INPUT MATERIAL >>
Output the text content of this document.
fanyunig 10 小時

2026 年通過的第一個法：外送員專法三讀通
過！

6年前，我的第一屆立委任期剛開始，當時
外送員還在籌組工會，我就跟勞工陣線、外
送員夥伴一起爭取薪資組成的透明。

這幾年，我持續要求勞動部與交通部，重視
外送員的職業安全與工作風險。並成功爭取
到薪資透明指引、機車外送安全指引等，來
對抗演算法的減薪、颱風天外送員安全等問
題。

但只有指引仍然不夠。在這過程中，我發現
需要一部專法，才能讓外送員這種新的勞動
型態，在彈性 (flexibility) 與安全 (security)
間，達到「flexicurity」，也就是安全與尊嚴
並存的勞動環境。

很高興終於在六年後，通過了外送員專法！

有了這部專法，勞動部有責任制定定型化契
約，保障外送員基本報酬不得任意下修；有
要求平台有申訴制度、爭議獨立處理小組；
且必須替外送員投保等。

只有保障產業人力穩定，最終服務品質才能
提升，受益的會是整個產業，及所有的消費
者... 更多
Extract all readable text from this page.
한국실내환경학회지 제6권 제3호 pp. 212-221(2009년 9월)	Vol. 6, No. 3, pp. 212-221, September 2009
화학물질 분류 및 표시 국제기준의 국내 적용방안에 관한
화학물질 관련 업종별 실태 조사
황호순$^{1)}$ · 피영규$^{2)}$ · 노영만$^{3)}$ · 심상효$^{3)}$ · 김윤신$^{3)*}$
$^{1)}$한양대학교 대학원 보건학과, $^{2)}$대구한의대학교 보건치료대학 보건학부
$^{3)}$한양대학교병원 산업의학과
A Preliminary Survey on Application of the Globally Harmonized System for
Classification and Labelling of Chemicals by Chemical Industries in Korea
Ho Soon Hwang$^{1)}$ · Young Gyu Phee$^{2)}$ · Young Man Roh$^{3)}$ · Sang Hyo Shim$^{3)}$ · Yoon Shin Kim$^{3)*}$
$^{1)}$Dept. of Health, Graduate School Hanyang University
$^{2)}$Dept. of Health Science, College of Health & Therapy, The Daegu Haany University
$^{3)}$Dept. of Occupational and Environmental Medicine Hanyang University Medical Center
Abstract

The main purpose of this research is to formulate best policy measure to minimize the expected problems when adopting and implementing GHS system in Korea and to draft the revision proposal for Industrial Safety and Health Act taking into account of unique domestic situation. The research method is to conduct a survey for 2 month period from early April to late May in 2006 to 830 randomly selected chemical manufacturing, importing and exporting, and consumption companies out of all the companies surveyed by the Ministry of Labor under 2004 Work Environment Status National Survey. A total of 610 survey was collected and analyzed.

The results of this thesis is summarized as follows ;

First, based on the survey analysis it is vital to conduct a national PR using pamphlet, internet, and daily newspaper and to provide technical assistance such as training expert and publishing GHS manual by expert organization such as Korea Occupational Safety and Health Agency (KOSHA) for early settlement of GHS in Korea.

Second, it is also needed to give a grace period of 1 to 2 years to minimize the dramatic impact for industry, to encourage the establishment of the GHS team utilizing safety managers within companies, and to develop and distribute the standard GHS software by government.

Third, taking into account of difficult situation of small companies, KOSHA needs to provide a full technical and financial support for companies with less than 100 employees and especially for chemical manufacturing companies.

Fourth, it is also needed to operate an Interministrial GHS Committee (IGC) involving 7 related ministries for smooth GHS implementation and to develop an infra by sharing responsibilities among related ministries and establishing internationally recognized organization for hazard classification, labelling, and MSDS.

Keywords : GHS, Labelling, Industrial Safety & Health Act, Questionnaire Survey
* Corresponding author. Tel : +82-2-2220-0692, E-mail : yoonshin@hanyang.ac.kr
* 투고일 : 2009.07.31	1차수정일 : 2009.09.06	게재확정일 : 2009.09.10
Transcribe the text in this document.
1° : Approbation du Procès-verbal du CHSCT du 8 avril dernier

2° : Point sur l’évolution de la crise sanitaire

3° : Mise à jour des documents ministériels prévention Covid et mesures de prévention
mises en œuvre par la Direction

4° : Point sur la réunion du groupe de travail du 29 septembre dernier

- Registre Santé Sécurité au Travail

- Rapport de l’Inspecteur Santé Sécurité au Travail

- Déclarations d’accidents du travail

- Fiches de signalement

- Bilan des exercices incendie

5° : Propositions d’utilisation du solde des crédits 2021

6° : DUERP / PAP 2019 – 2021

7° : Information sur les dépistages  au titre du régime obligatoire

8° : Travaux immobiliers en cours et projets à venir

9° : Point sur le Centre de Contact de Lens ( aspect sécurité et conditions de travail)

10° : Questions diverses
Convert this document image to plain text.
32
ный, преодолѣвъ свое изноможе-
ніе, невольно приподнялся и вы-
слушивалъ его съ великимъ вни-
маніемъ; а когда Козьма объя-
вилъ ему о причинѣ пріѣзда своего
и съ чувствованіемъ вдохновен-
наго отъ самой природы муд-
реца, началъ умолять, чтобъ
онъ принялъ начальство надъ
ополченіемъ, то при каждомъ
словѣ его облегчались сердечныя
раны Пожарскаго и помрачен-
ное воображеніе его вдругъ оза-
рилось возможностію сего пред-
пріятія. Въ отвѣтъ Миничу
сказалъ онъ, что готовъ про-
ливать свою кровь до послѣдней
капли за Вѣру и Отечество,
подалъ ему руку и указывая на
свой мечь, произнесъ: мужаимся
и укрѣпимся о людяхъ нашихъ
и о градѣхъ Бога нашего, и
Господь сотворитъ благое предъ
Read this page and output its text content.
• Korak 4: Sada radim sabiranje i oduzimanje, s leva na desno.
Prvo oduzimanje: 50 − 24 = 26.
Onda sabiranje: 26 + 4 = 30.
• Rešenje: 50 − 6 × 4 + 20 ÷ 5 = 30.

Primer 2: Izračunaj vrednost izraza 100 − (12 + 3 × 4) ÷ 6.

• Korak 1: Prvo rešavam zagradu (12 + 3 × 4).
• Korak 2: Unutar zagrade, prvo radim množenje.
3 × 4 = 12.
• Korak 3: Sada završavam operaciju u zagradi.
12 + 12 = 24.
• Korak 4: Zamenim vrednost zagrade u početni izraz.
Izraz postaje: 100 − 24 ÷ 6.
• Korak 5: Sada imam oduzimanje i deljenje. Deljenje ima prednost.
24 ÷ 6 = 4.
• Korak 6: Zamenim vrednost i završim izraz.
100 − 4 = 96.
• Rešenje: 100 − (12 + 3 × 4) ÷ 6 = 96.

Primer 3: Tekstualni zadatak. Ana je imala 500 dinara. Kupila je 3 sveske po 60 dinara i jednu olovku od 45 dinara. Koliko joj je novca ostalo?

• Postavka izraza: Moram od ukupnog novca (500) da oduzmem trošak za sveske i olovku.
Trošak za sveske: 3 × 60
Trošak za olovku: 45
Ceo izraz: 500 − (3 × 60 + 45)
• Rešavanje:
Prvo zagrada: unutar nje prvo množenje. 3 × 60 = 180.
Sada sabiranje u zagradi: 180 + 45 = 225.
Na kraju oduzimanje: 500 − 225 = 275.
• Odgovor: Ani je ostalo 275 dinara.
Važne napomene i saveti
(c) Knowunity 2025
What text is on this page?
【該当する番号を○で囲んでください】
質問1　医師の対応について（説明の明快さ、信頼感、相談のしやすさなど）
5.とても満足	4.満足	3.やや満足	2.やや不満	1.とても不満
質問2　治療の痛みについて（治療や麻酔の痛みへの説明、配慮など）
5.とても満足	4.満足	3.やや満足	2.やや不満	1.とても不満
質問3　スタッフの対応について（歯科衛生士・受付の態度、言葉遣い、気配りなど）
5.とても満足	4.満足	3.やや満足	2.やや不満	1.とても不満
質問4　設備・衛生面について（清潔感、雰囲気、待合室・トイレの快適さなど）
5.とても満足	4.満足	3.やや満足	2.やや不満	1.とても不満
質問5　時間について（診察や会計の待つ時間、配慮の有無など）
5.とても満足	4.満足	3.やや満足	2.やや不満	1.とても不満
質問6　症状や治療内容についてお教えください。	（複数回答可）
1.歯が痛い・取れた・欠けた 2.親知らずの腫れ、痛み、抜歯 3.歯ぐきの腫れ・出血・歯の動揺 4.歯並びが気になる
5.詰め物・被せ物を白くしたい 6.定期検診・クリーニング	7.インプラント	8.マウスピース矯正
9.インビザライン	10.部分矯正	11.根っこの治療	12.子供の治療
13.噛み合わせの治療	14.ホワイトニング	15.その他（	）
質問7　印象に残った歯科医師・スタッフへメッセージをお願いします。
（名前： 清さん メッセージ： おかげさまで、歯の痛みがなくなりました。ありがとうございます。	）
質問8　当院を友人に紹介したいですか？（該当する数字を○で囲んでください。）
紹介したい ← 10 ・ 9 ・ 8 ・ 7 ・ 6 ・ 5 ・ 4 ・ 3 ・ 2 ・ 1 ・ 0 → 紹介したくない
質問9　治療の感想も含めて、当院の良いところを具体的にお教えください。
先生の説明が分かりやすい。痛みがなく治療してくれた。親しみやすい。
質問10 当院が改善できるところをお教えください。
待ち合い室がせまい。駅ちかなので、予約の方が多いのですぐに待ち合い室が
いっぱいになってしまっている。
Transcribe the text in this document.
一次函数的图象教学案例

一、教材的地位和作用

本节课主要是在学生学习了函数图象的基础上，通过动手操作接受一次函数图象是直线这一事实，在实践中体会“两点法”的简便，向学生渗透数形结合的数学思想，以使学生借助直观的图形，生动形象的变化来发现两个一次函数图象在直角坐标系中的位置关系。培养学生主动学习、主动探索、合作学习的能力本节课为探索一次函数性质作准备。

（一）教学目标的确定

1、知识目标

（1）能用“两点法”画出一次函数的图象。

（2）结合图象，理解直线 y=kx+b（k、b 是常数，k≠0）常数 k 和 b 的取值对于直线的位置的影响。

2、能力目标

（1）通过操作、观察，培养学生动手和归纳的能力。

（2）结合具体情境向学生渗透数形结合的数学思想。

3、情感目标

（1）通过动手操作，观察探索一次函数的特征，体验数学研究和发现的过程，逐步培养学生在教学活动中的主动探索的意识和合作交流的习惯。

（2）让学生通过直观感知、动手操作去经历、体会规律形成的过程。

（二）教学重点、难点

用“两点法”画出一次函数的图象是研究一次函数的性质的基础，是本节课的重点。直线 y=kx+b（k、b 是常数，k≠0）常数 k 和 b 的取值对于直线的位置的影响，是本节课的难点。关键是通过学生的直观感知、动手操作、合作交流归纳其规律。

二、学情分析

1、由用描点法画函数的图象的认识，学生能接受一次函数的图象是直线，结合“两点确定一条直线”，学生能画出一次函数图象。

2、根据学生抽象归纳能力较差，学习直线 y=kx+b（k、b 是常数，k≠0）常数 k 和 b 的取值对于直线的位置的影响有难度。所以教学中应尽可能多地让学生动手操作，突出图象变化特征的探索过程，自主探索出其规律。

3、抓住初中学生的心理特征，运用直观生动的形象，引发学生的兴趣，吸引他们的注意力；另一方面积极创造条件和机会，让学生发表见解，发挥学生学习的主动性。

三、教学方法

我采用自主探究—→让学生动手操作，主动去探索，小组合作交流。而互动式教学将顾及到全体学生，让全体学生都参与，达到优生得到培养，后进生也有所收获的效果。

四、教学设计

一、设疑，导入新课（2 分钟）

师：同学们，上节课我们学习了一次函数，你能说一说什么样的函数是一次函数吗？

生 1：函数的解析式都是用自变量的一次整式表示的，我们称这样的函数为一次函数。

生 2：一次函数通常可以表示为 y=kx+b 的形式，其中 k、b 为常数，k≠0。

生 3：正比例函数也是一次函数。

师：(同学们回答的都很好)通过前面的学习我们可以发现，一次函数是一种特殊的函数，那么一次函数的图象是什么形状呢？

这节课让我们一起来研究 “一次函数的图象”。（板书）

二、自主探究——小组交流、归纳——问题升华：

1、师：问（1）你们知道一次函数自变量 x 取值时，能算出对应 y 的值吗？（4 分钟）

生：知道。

TASK TO CARRY OUT >>
Select every line where the word "page" occurs.

OUTPUT OF THE EXERCISE >>
Extract all readable text from this page.
Read this page and output its text content.
What text is on this page?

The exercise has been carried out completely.